───── DATA EXCERPTS

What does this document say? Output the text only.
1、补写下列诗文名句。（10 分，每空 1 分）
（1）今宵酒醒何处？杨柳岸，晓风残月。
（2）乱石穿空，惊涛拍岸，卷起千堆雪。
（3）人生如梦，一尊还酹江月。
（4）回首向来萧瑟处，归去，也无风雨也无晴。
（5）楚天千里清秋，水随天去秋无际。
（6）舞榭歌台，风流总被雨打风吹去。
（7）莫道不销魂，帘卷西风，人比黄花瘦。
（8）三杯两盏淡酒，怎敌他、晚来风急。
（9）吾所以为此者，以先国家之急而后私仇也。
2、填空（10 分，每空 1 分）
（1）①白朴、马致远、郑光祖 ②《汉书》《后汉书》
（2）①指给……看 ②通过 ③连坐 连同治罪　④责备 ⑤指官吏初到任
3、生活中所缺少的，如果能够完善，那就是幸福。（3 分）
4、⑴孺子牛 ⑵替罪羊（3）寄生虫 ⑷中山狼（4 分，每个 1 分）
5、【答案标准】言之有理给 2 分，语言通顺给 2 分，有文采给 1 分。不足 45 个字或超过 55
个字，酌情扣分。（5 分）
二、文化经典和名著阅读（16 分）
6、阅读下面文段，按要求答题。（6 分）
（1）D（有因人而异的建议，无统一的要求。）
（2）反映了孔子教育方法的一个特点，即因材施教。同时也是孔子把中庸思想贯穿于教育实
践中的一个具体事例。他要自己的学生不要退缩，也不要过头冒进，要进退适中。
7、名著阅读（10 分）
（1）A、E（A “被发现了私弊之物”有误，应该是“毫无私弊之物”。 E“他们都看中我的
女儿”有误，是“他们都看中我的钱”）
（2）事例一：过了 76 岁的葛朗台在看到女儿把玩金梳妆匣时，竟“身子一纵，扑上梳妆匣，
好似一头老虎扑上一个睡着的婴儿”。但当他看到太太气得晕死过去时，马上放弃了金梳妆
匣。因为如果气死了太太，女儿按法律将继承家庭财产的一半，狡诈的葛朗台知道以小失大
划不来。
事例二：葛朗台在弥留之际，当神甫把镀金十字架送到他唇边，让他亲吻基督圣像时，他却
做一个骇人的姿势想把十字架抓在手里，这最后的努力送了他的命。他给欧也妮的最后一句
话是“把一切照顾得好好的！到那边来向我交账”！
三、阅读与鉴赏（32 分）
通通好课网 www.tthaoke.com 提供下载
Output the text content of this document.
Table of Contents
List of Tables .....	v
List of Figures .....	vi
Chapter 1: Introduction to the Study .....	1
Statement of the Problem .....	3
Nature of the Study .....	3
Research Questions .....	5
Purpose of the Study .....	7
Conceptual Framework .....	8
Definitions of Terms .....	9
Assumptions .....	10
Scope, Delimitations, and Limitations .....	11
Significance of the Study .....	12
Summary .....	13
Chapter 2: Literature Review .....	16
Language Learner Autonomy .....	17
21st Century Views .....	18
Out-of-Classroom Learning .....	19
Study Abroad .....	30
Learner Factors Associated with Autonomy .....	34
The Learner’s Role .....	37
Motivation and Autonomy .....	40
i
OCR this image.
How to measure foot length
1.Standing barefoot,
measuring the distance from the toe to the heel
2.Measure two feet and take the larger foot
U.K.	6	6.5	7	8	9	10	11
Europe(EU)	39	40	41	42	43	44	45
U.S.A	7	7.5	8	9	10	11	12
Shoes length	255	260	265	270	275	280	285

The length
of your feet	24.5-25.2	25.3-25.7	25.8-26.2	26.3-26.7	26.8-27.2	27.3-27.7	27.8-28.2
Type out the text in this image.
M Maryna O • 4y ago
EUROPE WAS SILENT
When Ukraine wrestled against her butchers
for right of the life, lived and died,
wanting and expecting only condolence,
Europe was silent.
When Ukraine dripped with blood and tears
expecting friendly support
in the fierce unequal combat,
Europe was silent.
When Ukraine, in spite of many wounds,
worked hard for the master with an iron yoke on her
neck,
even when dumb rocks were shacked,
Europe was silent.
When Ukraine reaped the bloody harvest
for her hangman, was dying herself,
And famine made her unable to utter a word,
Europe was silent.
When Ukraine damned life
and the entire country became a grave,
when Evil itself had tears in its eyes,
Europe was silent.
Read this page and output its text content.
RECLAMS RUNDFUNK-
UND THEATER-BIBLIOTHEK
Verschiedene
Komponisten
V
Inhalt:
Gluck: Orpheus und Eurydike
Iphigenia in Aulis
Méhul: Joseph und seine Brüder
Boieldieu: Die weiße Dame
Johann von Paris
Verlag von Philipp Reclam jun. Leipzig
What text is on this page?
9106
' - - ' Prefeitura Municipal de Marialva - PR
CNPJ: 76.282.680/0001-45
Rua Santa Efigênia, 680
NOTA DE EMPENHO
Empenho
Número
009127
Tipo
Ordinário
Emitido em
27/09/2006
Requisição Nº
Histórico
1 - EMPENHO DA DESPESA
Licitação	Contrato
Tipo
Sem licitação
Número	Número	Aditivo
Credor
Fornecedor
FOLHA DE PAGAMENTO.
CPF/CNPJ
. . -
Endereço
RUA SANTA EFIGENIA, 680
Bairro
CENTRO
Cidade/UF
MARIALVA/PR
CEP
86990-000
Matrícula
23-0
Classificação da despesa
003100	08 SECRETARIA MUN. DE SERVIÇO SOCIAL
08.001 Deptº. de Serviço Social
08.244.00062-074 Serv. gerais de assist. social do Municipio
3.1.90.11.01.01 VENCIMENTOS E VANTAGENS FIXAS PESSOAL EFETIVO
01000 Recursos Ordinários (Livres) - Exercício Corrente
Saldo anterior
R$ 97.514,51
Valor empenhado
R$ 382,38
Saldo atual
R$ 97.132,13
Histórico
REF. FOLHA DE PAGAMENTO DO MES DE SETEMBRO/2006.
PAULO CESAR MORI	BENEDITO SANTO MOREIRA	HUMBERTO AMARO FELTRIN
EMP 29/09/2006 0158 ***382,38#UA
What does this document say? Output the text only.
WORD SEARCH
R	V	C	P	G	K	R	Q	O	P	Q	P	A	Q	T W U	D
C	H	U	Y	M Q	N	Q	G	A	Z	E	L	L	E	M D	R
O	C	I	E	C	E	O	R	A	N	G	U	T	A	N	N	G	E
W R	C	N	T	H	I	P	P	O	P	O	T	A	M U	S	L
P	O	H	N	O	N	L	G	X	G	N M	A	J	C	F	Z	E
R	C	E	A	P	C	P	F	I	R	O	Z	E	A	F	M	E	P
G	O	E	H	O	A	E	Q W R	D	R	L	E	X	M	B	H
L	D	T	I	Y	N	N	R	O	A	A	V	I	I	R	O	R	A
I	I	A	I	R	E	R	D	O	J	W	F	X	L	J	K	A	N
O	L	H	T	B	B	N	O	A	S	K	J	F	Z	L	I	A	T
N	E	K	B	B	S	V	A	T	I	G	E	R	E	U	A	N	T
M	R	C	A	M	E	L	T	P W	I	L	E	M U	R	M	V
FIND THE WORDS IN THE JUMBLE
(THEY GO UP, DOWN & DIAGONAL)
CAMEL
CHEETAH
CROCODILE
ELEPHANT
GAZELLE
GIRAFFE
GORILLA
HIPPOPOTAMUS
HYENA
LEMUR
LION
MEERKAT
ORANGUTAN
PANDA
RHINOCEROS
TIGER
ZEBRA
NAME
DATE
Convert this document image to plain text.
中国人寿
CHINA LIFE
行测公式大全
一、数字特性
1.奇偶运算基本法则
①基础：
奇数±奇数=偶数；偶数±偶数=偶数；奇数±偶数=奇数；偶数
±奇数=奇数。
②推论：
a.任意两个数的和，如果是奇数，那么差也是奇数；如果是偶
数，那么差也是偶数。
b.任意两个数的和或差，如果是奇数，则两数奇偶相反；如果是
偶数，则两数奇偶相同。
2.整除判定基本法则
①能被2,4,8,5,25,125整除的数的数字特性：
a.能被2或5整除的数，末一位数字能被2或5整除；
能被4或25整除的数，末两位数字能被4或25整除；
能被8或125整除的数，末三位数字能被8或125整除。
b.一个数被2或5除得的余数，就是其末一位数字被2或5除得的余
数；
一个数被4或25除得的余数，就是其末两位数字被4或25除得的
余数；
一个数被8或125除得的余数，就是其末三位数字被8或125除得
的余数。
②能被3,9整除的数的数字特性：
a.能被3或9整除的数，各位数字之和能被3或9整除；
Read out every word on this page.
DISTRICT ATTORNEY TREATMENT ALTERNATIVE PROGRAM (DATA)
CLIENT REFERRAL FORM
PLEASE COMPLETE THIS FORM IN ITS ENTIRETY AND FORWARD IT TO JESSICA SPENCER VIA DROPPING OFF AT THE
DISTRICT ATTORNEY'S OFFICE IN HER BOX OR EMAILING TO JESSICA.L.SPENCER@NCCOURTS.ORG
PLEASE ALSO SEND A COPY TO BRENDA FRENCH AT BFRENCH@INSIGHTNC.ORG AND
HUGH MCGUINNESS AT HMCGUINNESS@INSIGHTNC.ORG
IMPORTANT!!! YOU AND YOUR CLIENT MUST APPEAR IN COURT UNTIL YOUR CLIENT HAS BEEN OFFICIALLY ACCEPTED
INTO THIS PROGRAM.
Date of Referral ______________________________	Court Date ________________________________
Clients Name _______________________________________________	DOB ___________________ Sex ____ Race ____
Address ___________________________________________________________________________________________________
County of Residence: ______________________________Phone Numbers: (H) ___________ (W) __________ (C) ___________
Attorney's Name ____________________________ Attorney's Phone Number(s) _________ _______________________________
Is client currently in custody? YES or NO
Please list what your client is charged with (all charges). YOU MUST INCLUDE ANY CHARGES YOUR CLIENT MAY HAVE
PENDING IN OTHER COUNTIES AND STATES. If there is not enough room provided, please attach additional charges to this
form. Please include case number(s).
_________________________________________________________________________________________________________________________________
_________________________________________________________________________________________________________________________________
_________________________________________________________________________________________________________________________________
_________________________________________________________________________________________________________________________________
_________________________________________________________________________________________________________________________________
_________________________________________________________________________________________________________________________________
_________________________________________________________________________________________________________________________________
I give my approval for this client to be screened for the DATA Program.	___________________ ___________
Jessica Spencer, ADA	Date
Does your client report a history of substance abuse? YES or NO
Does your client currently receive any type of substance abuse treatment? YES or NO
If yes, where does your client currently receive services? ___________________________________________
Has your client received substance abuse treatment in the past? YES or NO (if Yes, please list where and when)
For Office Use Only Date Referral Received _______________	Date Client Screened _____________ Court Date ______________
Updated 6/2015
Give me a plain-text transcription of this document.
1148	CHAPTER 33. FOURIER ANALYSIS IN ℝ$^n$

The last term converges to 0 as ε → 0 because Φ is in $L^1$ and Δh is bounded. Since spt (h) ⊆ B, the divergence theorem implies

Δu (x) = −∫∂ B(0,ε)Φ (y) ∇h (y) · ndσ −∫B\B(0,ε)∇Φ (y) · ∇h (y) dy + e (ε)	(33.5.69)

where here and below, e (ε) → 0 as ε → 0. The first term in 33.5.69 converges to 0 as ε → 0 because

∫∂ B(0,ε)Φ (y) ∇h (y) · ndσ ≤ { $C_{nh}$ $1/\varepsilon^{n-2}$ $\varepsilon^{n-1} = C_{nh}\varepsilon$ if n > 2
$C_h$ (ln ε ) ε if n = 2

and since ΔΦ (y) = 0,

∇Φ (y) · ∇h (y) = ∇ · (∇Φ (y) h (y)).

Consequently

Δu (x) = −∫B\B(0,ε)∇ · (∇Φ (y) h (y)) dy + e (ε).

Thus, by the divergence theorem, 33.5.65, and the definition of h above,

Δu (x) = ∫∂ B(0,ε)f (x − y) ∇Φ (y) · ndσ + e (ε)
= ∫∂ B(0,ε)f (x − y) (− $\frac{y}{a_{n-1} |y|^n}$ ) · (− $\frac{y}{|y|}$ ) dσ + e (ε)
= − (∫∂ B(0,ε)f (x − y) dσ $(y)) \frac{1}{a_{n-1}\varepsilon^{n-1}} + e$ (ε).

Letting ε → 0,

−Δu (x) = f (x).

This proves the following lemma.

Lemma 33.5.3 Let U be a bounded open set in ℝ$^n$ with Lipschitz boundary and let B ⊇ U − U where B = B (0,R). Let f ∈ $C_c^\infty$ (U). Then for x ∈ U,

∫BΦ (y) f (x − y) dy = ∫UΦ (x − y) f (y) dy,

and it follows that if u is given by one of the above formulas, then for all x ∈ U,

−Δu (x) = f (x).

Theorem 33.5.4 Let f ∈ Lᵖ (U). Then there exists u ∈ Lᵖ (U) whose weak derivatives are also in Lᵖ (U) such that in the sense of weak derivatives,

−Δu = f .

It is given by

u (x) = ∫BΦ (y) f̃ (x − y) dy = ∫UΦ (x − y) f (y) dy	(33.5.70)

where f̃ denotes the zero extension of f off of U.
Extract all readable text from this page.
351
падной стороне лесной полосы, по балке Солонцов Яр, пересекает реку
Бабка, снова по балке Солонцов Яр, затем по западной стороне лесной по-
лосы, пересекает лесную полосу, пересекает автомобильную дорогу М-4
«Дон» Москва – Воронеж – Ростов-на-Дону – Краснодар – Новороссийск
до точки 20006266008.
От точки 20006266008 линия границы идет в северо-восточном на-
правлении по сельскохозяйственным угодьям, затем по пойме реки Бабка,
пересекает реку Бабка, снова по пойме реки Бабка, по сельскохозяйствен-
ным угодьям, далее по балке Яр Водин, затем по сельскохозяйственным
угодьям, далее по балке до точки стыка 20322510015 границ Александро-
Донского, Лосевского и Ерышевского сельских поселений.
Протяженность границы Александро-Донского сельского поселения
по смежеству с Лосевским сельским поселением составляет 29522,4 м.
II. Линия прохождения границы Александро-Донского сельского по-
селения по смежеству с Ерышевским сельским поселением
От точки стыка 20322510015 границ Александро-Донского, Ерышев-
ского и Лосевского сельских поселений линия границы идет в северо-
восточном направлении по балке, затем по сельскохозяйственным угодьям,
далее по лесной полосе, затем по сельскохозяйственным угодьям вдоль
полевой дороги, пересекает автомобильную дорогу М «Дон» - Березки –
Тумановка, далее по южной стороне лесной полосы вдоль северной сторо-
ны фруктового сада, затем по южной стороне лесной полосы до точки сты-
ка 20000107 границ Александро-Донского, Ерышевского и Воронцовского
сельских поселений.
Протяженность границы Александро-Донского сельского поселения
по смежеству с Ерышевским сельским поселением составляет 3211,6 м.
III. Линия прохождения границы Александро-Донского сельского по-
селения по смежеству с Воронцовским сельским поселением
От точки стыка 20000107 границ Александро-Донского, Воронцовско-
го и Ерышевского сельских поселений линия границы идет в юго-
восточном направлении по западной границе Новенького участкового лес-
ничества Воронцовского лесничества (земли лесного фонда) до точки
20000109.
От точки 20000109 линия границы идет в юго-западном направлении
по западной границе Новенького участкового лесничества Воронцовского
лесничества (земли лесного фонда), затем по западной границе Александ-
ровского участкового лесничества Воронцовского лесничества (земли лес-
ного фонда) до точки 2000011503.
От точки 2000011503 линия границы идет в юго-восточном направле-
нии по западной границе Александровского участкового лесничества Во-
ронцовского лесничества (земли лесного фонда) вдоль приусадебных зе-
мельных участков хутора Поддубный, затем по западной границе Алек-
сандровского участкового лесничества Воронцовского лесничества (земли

──────────

→ **TASK REQUIREMENTS**:
Working from the material above, state how many lines contain "Новенького"; give only the number.

→ **ANSWER TO THE EXERCISE**:
2